> [Text]
Observation data Epoch J2000 Equinox J2000
- Constellation: Gemini
- Right ascension: 06^{h} 26^{m} 10.2464^{s}
- Declination: +18° 45′ 24.896″
- Apparent magnitude (V): 6.768

Characteristics
- Spectral type: K3Vk
- U−B color index: 0.662
- B−V color index: 0.972
- Variable type: BY Dra

Astrometry
- Radial velocity (R_{v}): −8.98±0.10 km/s
- Proper motion (μ): RA: −124.020±0.097 mas/yr Dec.: −159.335±0.054 mas/yr
- Parallax (π): 68.46±0.34 mas
- Distance: 47.6 ± 0.2 ly (14.61 ± 0.07 pc)
- Absolute magnitude (M_{V}): 5.93±0.05

Orbit
- Primary: OU Gem Aa
- Name: OU Gem Ab
- Period (P): 6.991878±0.000004 d
- Eccentricity (e): 0.151±0.0024
- Periastron epoch (T): 54900.0719±0.0203 JD
- Argument of periastron (ω) (secondary): 77.63±1.09°
- Semi-amplitude (K_{1}) (primary): 57.09±0.15 km/s
- Semi-amplitude (K_{2}) (secondary): 66.22±0.28 km/s

Details

OU Gem Aa
- Mass: 0.85 M_{☉}
- Radius: 0.81 R_{☉}
- Surface gravity (log g): 4.55 cgs
- Temperature: 4960 K

OU Gem Ab
- Mass: 0.71 M_{☉}
- Radius: 0.65 R_{☉}
- Surface gravity (log g): 4.65 cgs
- Temperature: 4390 K
- Other designations: OU Gem, BD+18 1214, GJ 233, HD 45088, HIP 30630, SAO 95677

Database references
- SIMBAD: data

= OU Geminorum =

Multiple star system in the constellation Gemini

OU Geminorum (OU Gem) is a visual binary or possible triple star located in the constellation of Gemini.

The system has an absolute magnitude of 5.93, so at a distance of 48 light years it has an apparent magnitude of 6.77 when viewed from earth. It also has a total proper motion of 0.210"/yr and belongs to the Ursa Major stream.

The system is a much studied BY Draconis variable star with a period of 6.99 days. The primary star has a spectral type of K3Vk. The secondary star in the system has a surface temperature of 4486±50 K and orbits the primary in about seven days.

> [Exercise tasks]
[1] List every entry in the OU Geminorum text's "Other designations" line.
[2] Copy the OU Geminorum text word for word, starting at "The system is" and ending at "about seven days.".
The rows that come next are separate material, unrelated to the OU Geminorum text.

> [Available data]

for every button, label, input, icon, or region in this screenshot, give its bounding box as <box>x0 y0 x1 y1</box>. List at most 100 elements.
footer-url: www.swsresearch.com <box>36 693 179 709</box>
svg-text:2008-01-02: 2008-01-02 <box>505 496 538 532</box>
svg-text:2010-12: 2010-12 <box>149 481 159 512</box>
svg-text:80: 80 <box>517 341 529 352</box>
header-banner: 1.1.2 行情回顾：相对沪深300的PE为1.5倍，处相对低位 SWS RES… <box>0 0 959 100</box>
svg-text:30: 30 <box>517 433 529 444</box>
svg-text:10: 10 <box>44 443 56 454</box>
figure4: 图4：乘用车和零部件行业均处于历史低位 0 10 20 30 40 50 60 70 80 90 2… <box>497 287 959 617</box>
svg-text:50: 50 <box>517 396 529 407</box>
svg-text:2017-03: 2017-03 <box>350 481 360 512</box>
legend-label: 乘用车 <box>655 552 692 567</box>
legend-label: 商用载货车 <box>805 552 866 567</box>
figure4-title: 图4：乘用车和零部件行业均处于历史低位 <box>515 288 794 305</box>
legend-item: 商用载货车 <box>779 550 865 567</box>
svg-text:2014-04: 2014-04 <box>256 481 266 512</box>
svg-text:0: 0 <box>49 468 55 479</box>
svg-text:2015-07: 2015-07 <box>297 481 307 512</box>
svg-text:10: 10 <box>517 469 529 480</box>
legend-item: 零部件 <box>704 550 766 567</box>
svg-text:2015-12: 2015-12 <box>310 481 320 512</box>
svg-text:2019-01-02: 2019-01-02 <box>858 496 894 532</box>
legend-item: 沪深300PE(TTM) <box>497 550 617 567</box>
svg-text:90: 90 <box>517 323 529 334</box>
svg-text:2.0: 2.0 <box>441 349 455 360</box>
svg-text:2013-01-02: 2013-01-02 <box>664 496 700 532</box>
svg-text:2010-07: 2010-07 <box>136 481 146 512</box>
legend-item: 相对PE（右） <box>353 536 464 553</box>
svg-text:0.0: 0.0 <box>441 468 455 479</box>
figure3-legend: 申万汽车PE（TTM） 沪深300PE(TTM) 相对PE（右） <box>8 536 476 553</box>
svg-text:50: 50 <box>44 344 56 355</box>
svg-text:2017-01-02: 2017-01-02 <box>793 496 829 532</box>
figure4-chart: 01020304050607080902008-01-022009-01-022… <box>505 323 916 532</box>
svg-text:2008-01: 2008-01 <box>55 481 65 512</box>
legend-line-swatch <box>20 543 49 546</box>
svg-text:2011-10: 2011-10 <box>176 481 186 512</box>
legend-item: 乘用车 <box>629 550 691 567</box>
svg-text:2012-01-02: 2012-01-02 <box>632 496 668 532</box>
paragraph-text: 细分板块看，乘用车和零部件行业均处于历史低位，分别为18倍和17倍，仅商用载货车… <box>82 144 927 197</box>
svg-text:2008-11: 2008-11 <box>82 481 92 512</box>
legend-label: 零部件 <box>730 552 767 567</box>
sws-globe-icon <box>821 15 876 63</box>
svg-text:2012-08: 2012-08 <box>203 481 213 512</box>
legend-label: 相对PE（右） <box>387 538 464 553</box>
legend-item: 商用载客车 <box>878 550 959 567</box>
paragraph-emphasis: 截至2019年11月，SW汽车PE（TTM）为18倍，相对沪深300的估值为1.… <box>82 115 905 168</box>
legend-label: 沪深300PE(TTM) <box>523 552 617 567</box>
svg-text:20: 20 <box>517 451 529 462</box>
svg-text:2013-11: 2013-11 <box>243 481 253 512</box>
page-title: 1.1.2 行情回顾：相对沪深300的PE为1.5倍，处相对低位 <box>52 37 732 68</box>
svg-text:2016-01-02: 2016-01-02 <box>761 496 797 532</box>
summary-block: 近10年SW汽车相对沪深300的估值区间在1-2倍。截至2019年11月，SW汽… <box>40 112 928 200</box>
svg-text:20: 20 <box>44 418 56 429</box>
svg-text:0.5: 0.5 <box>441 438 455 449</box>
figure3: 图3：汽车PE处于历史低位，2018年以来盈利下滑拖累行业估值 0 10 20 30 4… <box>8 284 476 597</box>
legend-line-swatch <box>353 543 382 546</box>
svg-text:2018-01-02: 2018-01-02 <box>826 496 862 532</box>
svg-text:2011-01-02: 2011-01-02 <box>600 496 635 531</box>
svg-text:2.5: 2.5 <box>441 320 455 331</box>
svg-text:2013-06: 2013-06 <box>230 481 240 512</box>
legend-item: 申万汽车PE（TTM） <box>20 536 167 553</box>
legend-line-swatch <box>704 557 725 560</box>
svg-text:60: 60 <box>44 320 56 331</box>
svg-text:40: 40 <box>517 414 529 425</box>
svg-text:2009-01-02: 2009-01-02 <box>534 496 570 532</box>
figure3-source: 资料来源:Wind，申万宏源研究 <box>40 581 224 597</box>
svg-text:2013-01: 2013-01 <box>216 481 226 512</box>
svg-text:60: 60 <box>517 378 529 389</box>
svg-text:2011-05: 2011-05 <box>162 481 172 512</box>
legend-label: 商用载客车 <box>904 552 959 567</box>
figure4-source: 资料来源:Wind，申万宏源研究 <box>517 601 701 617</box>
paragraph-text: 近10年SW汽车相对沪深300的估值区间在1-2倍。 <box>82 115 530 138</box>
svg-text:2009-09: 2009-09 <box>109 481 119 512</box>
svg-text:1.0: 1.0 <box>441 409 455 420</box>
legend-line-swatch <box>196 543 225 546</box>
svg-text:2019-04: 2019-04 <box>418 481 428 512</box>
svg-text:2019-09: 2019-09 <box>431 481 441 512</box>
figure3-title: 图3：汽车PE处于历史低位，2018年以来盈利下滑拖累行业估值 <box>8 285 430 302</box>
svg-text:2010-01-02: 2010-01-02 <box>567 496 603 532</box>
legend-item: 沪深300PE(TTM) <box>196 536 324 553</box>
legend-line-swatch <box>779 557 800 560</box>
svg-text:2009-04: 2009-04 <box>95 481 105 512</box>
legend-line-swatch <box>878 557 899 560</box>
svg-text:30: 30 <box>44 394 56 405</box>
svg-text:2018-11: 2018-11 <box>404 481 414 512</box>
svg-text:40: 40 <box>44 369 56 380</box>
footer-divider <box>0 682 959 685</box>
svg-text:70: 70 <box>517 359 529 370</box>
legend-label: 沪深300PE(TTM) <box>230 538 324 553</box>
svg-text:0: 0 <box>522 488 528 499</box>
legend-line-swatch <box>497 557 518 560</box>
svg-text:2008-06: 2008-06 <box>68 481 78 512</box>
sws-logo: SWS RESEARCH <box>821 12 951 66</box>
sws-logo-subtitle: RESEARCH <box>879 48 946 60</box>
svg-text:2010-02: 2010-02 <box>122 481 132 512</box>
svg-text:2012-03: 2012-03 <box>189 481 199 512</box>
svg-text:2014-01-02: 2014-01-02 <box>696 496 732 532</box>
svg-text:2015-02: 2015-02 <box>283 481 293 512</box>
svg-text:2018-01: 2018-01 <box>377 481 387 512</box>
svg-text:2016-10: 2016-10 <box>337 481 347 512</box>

> [Answers to the tasks]
[1] OU Gem, BD+18 1214, GJ 233, HD 45088, HIP 30630, SAO 95677

[2]
The system is a much studied BY Draconis variable star with a period of 6.99 days. The primary star has a spectral type of K3Vk. The secondary star in the system has a surface temperature of 4486±50 K and orbits the primary in about seven days.